* Work required
Below are records. Count every line containing the word "convention" and give the number alone.

- - - - - - -

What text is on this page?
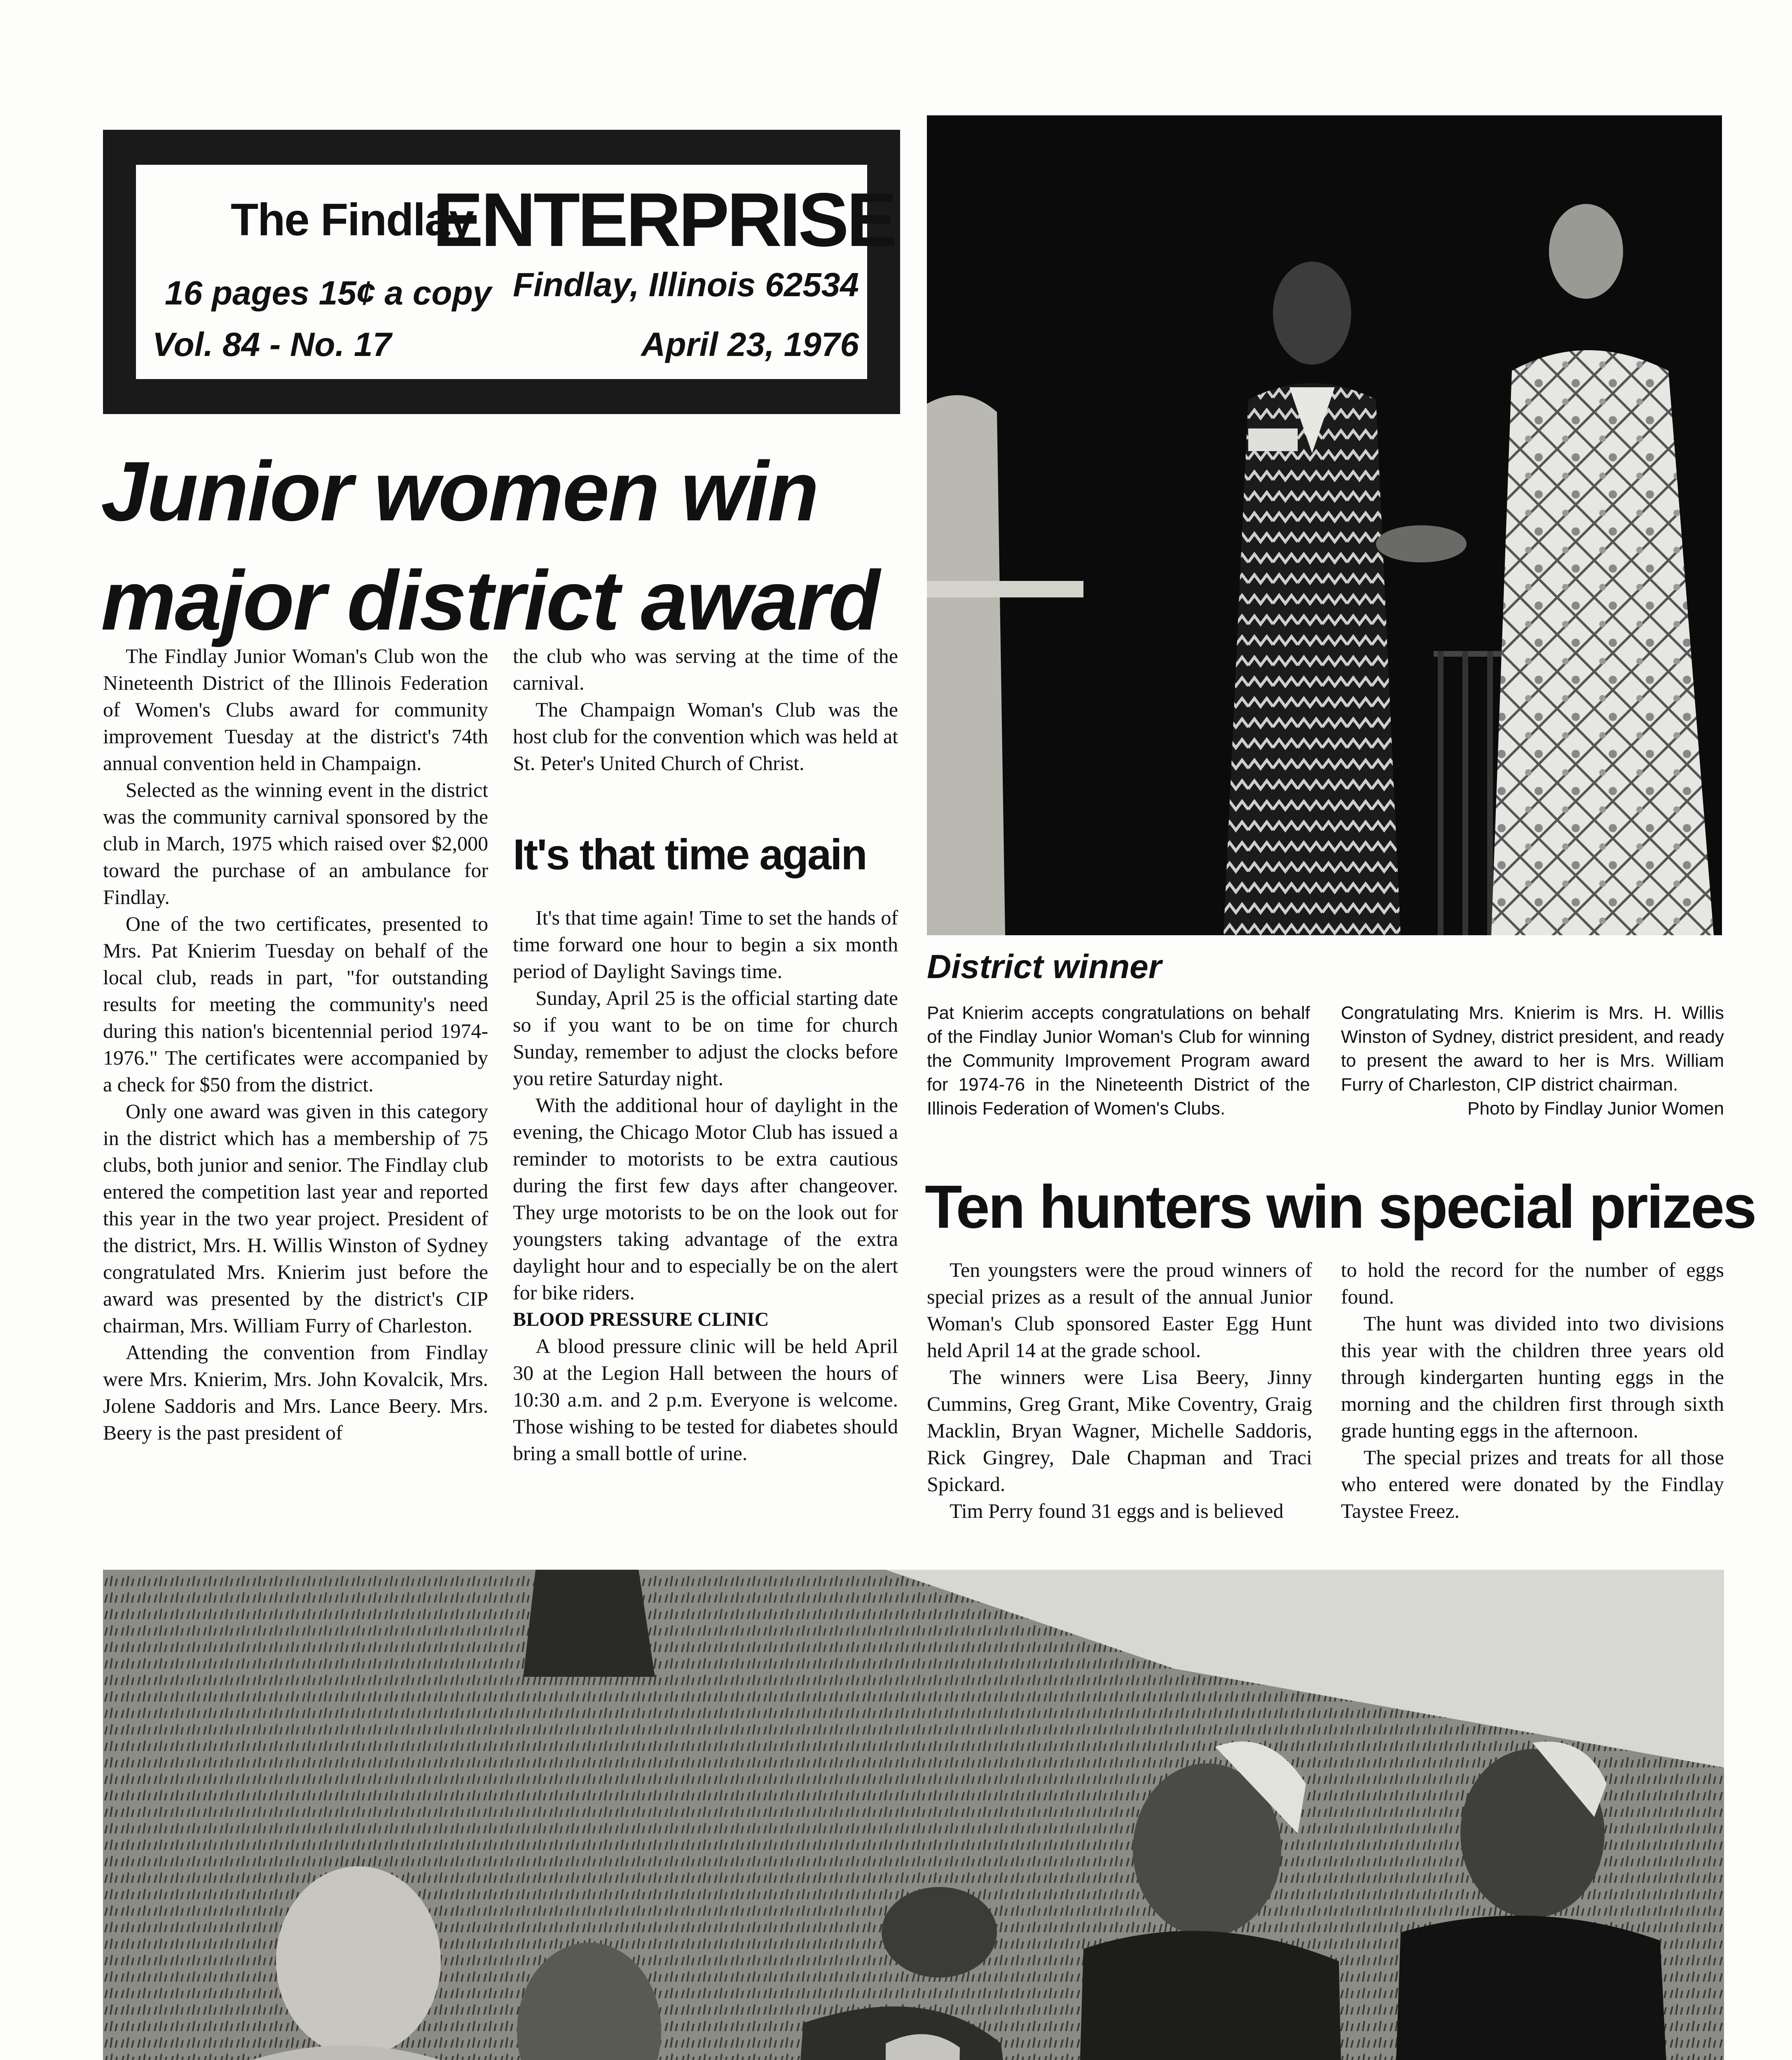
The Findlay
ENTERPRISE
16 pages 15¢ a copy Findlay, Illinois 62534
Vol. 84 - No. 17	April 23, 1976
Junior women win major district award

The Findlay Junior Woman's Club won the Nineteenth District of the Illinois Federation of Women's Clubs award for community improvement Tuesday at the district's 74th annual convention held in Champaign.

Selected as the winning event in the district was the community carnival sponsored by the club in March, 1975 which raised over $2,000 toward the purchase of an ambulance for Findlay.

One of the two certificates, presented to Mrs. Pat Knierim Tuesday on behalf of the local club, reads in part, "for outstanding results for meeting the community's need during this nation's bicentennial period 1974-1976." The certificates were accompanied by a check for $50 from the district.

Only one award was given in this category in the district which has a membership of 75 clubs, both junior and senior. The Findlay club entered the competition last year and reported this year in the two year project. President of the district, Mrs. H. Willis Winston of Sydney congratulated Mrs. Knierim just before the award was presented by the district's CIP chairman, Mrs. William Furry of Charleston.

Attending the convention from Findlay were Mrs. Knierim, Mrs. John Kovalcik, Mrs. Jolene Saddoris and Mrs. Lance Beery. Mrs. Beery is the past president of

the club who was serving at the time of the carnival.

The Champaign Woman's Club was the host club for the convention which was held at St. Peter's United Church of Christ.

It's that time again

It's that time again! Time to set the hands of time forward one hour to begin a six month period of Daylight Savings time.

Sunday, April 25 is the official starting date so if you want to be on time for church Sunday, remember to adjust the clocks before you retire Saturday night.

With the additional hour of daylight in the evening, the Chicago Motor Club has issued a reminder to motorists to be extra cautious during the first few days after changeover. They urge motorists to be on the look out for youngsters taking advantage of the extra daylight hour and to especially be on the alert for bike riders.

BLOOD PRESSURE CLINIC

A blood pressure clinic will be held April 30 at the Legion Hall between the hours of 10:30 a.m. and 2 p.m. Everyone is welcome. Those wishing to be tested for diabetes should bring a small bottle of urine.

District winner

Pat Knierim accepts congratulations on behalf of the Findlay Junior Woman's Club for winning the Community Improvement Program award for 1974-76 in the Nineteenth District of the Illinois Federation of Women's Clubs.

Congratulating Mrs. Knierim is Mrs. H. Willis Winston of Sydney, district president, and ready to present the award to her is Mrs. William Furry of Charleston, CIP district chairman.

Photo by Findlay Junior Women
Ten hunters win special prizes

Ten youngsters were the proud winners of special prizes as a result of the annual Junior Woman's Club sponsored Easter Egg Hunt held April 14 at the grade school.

The winners were Lisa Beery, Jinny Cummins, Greg Grant, Mike Coventry, Graig Macklin, Bryan Wagner, Michelle Saddoris, Rick Gingrey, Dale Chapman and Traci Spickard.

Tim Perry found 31 eggs and is believed

to hold the record for the number of eggs found.

The hunt was divided into two divisions this year with the children three years old through kindergarten hunting eggs in the morning and the children first through sixth grade hunting eggs in the afternoon.

The special prizes and treats for all those who entered were donated by the Findlay Taystee Freez.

- - - - - - -

* Correct answer
3